* Start *
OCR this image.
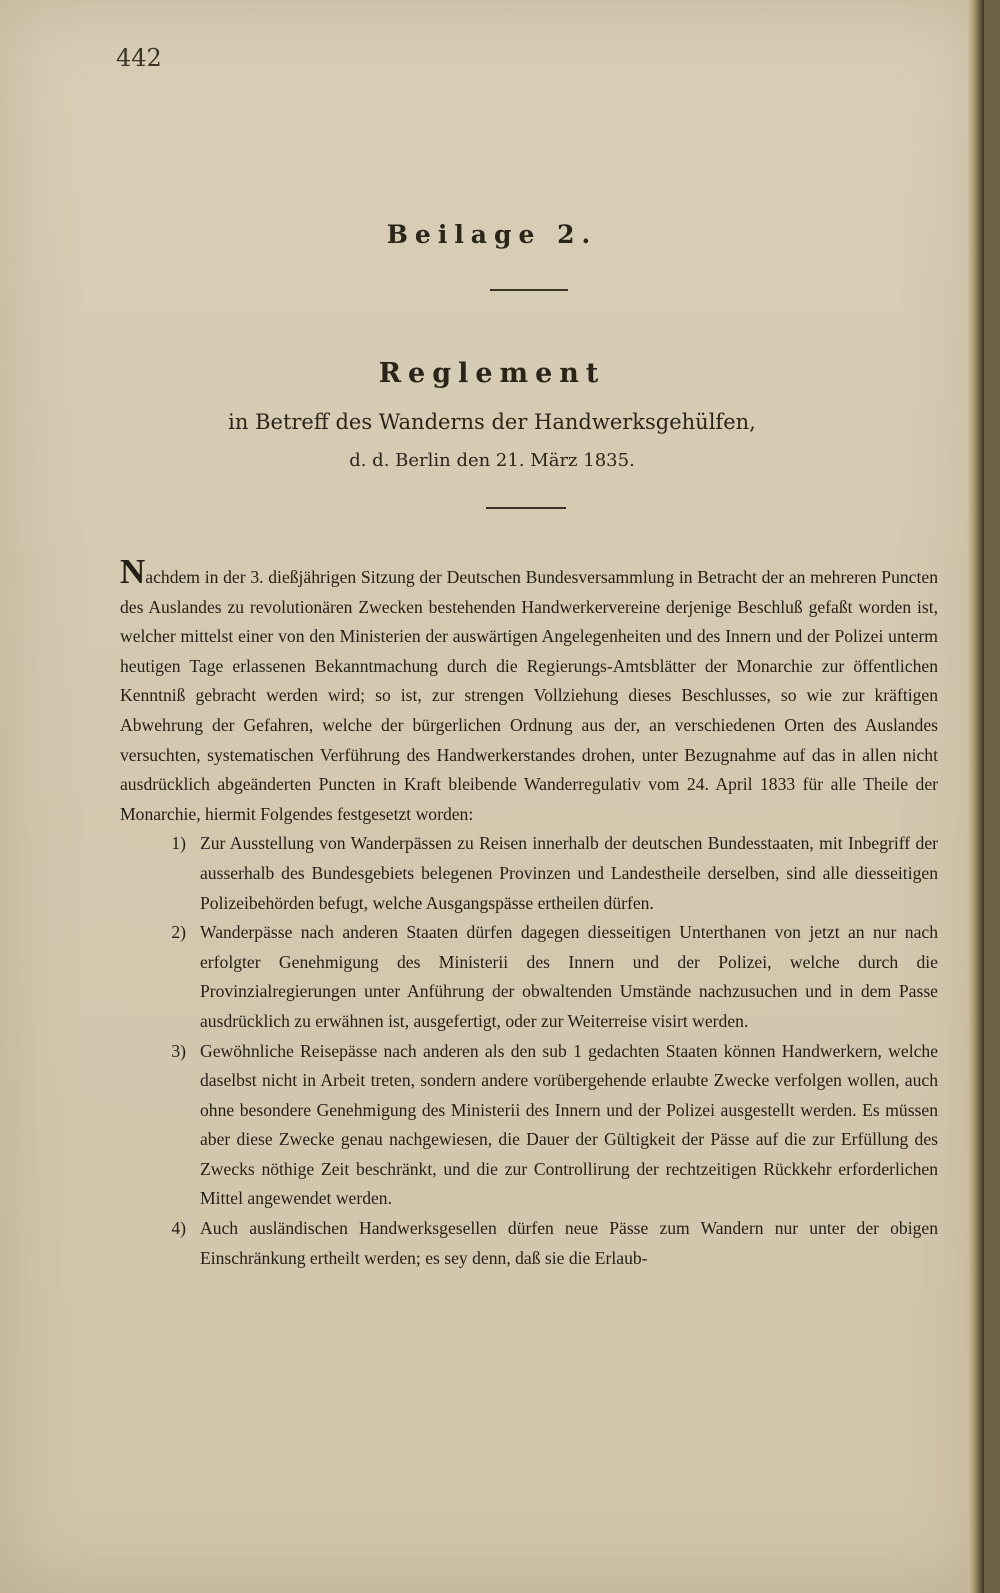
442
Beilage 2.
Reglement
in Betreff des Wanderns der Handwerksgehülfen,
d. d. Berlin den 21. März 1835.

Nachdem in der 3. dießjährigen Sitzung der Deutschen Bundesversammlung in Betracht der an mehreren Puncten des Auslandes zu revolutionären Zwecken bestehenden Handwerkervereine derjenige Beschluß gefaßt worden ist, welcher mittelst einer von den Ministerien der auswärtigen Angelegenheiten und des Innern und der Polizei unterm heutigen Tage erlassenen Bekanntmachung durch die Regierungs-Amtsblätter der Monarchie zur öffentlichen Kenntniß gebracht werden wird; so ist, zur strengen Vollziehung dieses Beschlusses, so wie zur kräftigen Abwehrung der Gefahren, welche der bürgerlichen Ordnung aus der, an verschiedenen Orten des Auslandes versuchten, systematischen Verführung des Handwerkerstandes drohen, unter Bezugnahme auf das in allen nicht ausdrücklich abgeänderten Puncten in Kraft bleibende Wanderregulativ vom 24. April 1833 für alle Theile der Monarchie, hiermit Folgendes festgesetzt worden:

1) Zur Ausstellung von Wanderpässen zu Reisen innerhalb der deutschen Bundesstaaten, mit Inbegriff der ausserhalb des Bundesgebiets belegenen Provinzen und Landestheile derselben, sind alle diesseitigen Polizeibehörden befugt, welche Ausgangspässe ertheilen dürfen.
2) Wanderpässe nach anderen Staaten dürfen dagegen diesseitigen Unterthanen von jetzt an nur nach erfolgter Genehmigung des Ministerii des Innern und der Polizei, welche durch die Provinzialregierungen unter Anführung der obwaltenden Umstände nachzusuchen und in dem Passe ausdrücklich zu erwähnen ist, ausgefertigt, oder zur Weiterreise visirt werden.
3) Gewöhnliche Reisepässe nach anderen als den sub 1 gedachten Staaten können Handwerkern, welche daselbst nicht in Arbeit treten, sondern andere vorübergehende erlaubte Zwecke verfolgen wollen, auch ohne besondere Genehmigung des Ministerii des Innern und der Polizei ausgestellt werden. Es müssen aber diese Zwecke genau nachgewiesen, die Dauer der Gültigkeit der Pässe auf die zur Erfüllung des Zwecks nöthige Zeit beschränkt, und die zur Controllirung der rechtzeitigen Rückkehr erforderlichen Mittel angewendet werden.
4) Auch ausländischen Handwerksgesellen dürfen neue Pässe zum Wandern nur unter der obigen Einschränkung ertheilt werden; es sey denn, daß sie die Erlaub-
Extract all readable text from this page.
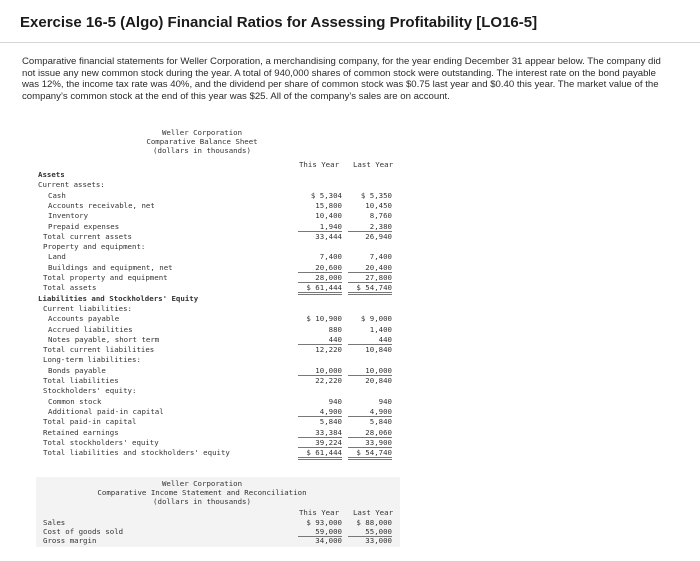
Exercise 16-5 (Algo) Financial Ratios for Assessing Profitability [LO16-5]
Comparative financial statements for Weller Corporation, a merchandising company, for the year ending December 31 appear below. The company did not issue any new common stock during the year. A total of 940,000 shares of common stock were outstanding. The interest rate on the bond payable was 12%, the income tax rate was 40%, and the dividend per share of common stock was $0.75 last year and $0.40 this year. The market value of the company’s common stock at the end of this year was $25. All of the company’s sales are on account.
Weller Corporation
Comparative Balance Sheet
(dollars in thousands)
This Year	Last Year
Assets
Current assets:
Cash	$ 5,304	$ 5,350
Accounts receivable, net	15,800	10,450
Inventory	10,400	8,760
Prepaid expenses	1,940	2,380
Total current assets	33,444	26,940
Property and equipment:
Land	7,400	7,400
Buildings and equipment, net	20,600	20,400
Total property and equipment	28,000	27,800
Total assets	$ 61,444	$ 54,740
Liabilities and Stockholders' Equity
Current liabilities:
Accounts payable	$ 10,900	$ 9,000
Accrued liabilities	880	1,400
Notes payable, short term	440	440
Total current liabilities	12,220	10,840
Long-term liabilities:
Bonds payable	10,000	10,000
Total liabilities	22,220	20,840
Stockholders' equity:
Common stock	940	940
Additional paid-in capital	4,900	4,900
Total paid-in capital	5,840	5,840
Retained earnings	33,384	28,060
Total stockholders' equity	39,224	33,900
Total liabilities and stockholders' equity	$ 61,444	$ 54,740
Weller Corporation
Comparative Income Statement and Reconciliation
(dollars in thousands)
This Year	Last Year
Sales	$ 93,000	$ 88,000
Cost of goods sold	59,000	55,000
Gross margin	34,000	33,000
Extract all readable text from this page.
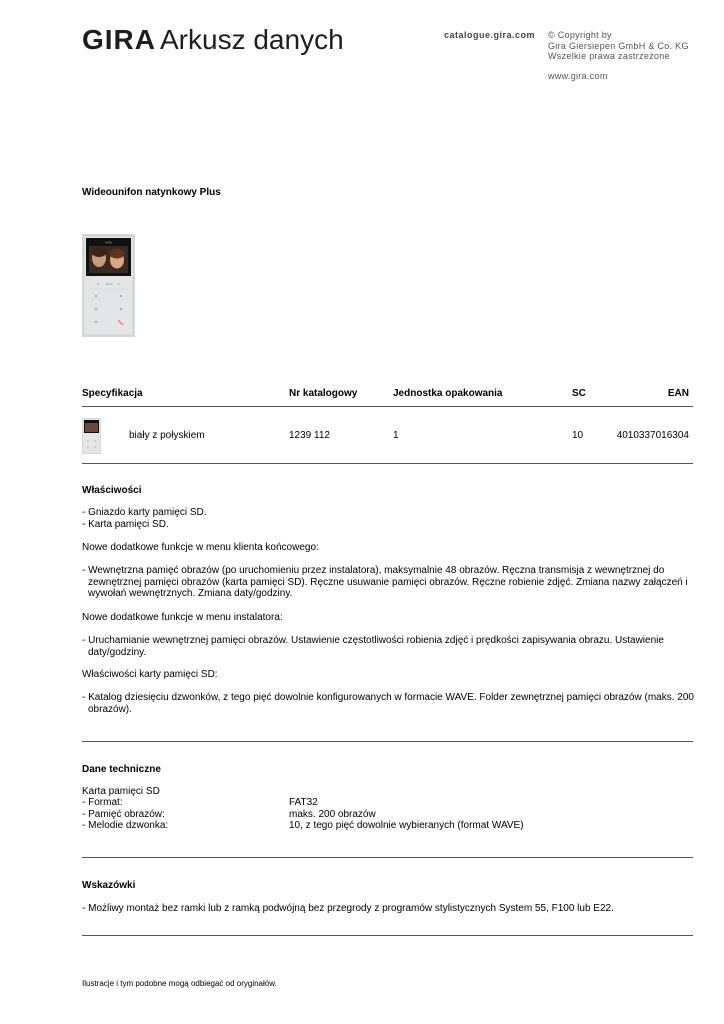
GIRA Arkusz danych	catalogue.gira.com © Copyright by
Gira Giersiepen GmbH & Co. KG
Wszelkie prawa zastrzeżone
www.gira.com
Wideounifon natynkowy Plus
GIRA
✕ Menu ▾
Specyfikacja	Nr katalogowy	Jednostka opakowania	SC	EAN
biały z połyskiem	1239 112	1	10	4010337016304
Właściwości
- Gniazdo karty pamięci SD.
- Karta pamięci SD.
Nowe dodatkowe funkcje w menu klienta końcowego:
- Wewnętrzna pamięć obrazów (po uruchomieniu przez instalatora), maksymalnie 48 obrazów. Ręczna transmisja z wewnętrznej do zewnętrznej pamięci obrazów (karta pamięci SD). Ręczne usuwanie pamięci obrazów. Ręczne robienie zdjęć. Zmiana nazwy załączeń i wywołań wewnętrznych. Zmiana daty/godziny.
Nowe dodatkowe funkcje w menu instalatora:
- Uruchamianie wewnętrznej pamięci obrazów. Ustawienie częstotliwości robienia zdjęć i prędkości zapisywania obrazu. Ustawienie daty/godziny.
Właściwości karty pamięci SD:
- Katalog dziesięciu dzwonków, z tego pięć dowolnie konfigurowanych w formacie WAVE. Folder zewnętrznej pamięci obrazów (maks. 200 obrazów).
Dane techniczne
Karta pamięci SD
- Format:	FAT32
- Pamięć obrazów:	maks. 200 obrazów
- Melodie dzwonka:	10, z tego pięć dowolnie wybieranych (format WAVE)
Wskazówki
- Możliwy montaż bez ramki lub z ramką podwójną bez przegrody z programów stylistycznych System 55, F100 lub E22.
Ilustracje i tym podobne mogą odbiegać od oryginałów.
* End *
Given request: Using the material above, gather every line that includes "karty".

Task solution:
- Gniazdo karty pamięci SD.
Właściwości karty pamięci SD:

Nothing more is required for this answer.